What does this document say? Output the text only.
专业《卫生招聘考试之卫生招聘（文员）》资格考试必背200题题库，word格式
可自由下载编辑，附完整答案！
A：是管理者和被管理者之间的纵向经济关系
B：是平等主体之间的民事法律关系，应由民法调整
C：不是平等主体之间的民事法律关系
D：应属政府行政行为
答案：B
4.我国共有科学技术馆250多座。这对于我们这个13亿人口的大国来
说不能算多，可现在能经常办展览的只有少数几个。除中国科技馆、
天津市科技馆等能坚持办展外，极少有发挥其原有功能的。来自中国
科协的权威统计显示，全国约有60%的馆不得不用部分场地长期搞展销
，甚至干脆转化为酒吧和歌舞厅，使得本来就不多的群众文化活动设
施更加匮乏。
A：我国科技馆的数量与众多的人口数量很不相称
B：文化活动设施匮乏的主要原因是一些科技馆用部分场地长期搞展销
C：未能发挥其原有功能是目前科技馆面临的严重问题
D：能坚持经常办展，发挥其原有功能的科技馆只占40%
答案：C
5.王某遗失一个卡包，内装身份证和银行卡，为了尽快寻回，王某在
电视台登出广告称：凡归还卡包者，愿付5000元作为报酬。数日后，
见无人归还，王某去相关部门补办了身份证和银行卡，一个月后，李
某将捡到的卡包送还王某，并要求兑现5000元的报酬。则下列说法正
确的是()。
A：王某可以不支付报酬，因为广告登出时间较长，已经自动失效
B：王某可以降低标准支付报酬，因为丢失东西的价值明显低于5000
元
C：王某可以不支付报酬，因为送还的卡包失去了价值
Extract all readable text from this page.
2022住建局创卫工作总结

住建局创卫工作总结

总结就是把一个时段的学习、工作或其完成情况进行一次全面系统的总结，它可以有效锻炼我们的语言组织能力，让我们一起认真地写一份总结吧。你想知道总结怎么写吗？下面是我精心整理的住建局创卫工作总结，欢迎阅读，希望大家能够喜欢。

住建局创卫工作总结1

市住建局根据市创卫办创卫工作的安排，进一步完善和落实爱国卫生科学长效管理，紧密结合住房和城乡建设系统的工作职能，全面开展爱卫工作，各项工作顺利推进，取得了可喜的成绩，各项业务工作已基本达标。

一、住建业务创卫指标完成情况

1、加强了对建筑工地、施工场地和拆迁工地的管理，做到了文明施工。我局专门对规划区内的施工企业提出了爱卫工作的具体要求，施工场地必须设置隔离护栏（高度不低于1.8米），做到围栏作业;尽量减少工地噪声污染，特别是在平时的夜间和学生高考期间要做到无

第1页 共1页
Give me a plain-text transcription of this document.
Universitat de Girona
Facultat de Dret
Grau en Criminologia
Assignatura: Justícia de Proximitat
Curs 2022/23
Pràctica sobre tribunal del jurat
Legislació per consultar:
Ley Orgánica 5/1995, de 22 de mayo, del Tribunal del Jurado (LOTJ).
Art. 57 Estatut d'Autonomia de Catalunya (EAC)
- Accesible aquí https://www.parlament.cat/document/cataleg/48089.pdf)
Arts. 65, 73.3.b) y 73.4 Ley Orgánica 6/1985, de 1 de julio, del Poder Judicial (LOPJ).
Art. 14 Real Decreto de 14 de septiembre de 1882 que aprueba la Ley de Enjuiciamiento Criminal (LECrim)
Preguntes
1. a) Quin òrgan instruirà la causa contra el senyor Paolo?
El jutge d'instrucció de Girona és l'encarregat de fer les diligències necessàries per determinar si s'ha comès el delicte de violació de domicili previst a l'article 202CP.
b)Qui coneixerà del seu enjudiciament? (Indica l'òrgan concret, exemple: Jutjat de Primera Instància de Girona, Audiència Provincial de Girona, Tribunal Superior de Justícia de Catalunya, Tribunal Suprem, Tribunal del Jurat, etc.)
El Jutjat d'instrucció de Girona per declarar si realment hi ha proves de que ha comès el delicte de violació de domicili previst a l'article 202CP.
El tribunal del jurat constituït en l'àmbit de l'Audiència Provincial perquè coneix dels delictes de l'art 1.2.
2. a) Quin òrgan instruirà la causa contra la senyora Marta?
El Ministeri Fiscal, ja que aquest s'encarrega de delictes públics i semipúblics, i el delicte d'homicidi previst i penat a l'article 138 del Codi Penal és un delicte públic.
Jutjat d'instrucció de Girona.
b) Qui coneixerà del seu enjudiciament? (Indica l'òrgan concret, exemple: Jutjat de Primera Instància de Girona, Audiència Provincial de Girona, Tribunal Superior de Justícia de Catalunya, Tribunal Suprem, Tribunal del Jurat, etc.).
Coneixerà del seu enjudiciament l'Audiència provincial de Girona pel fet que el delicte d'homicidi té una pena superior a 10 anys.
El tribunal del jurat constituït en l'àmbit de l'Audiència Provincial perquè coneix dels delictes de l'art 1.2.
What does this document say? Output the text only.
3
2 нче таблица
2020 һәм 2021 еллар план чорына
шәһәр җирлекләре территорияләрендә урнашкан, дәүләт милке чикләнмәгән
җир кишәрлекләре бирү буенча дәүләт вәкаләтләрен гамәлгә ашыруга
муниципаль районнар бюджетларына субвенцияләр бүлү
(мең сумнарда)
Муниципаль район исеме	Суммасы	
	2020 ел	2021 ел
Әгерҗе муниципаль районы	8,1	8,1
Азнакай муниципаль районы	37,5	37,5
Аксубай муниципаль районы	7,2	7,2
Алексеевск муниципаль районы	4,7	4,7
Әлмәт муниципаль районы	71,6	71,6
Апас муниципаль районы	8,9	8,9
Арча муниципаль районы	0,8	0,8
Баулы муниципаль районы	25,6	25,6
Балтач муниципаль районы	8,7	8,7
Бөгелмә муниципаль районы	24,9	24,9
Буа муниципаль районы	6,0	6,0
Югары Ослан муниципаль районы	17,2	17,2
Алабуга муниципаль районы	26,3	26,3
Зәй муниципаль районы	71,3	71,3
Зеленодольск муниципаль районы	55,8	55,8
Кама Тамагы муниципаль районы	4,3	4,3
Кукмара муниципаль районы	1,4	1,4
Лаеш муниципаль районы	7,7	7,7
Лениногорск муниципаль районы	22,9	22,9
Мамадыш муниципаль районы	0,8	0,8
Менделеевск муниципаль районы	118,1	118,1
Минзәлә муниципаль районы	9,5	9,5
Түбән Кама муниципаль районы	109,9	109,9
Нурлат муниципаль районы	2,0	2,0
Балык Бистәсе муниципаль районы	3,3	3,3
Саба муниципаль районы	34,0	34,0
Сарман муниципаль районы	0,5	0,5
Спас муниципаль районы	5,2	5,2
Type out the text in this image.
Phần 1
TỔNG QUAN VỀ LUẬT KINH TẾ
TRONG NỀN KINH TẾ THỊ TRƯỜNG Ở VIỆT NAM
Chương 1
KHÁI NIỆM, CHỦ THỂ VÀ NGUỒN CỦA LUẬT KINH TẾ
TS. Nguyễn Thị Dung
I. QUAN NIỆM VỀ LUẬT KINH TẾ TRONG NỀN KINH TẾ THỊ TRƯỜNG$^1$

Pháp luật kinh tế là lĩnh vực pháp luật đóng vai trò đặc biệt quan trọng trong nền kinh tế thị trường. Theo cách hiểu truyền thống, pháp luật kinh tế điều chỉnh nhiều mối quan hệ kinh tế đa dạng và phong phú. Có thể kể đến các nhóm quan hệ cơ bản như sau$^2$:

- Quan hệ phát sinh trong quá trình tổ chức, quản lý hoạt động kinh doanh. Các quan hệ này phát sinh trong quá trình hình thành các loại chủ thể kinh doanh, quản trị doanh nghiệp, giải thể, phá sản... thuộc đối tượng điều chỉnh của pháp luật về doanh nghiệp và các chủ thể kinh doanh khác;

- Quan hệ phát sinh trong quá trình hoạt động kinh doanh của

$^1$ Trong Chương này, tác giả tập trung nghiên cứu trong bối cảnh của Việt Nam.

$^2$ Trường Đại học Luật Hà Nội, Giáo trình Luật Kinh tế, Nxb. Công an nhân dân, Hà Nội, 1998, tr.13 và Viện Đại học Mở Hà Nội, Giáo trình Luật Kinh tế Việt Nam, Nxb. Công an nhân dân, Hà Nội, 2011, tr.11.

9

■ ■ ■

§ YOUR INSTRUCTIONS: Reproduce only those lines of the entries above that run from the line with "Type out the text in this image." to the final line.

§ RESULT BELOW:
Type out the text in this image.
Phần 1
TỔNG QUAN VỀ LUẬT KINH TẾ
TRONG NỀN KINH TẾ THỊ TRƯỜNG Ở VIỆT NAM
Chương 1
KHÁI NIỆM, CHỦ THỂ VÀ NGUỒN CỦA LUẬT KINH TẾ
TS. Nguyễn Thị Dung
I. QUAN NIỆM VỀ LUẬT KINH TẾ TRONG NỀN KINH TẾ THỊ TRƯỜNG$^1$

Pháp luật kinh tế là lĩnh vực pháp luật đóng vai trò đặc biệt quan trọng trong nền kinh tế thị trường. Theo cách hiểu truyền thống, pháp luật kinh tế điều chỉnh nhiều mối quan hệ kinh tế đa dạng và phong phú. Có thể kể đến các nhóm quan hệ cơ bản như sau$^2$:

- Quan hệ phát sinh trong quá trình tổ chức, quản lý hoạt động kinh doanh. Các quan hệ này phát sinh trong quá trình hình thành các loại chủ thể kinh doanh, quản trị doanh nghiệp, giải thể, phá sản... thuộc đối tượng điều chỉnh của pháp luật về doanh nghiệp và các chủ thể kinh doanh khác;

- Quan hệ phát sinh trong quá trình hoạt động kinh doanh của

$^1$ Trong Chương này, tác giả tập trung nghiên cứu trong bối cảnh của Việt Nam.

$^2$ Trường Đại học Luật Hà Nội, Giáo trình Luật Kinh tế, Nxb. Công an nhân dân, Hà Nội, 1998, tr.13 và Viện Đại học Mở Hà Nội, Giáo trình Luật Kinh tế Việt Nam, Nxb. Công an nhân dân, Hà Nội, 2011, tr.11.

9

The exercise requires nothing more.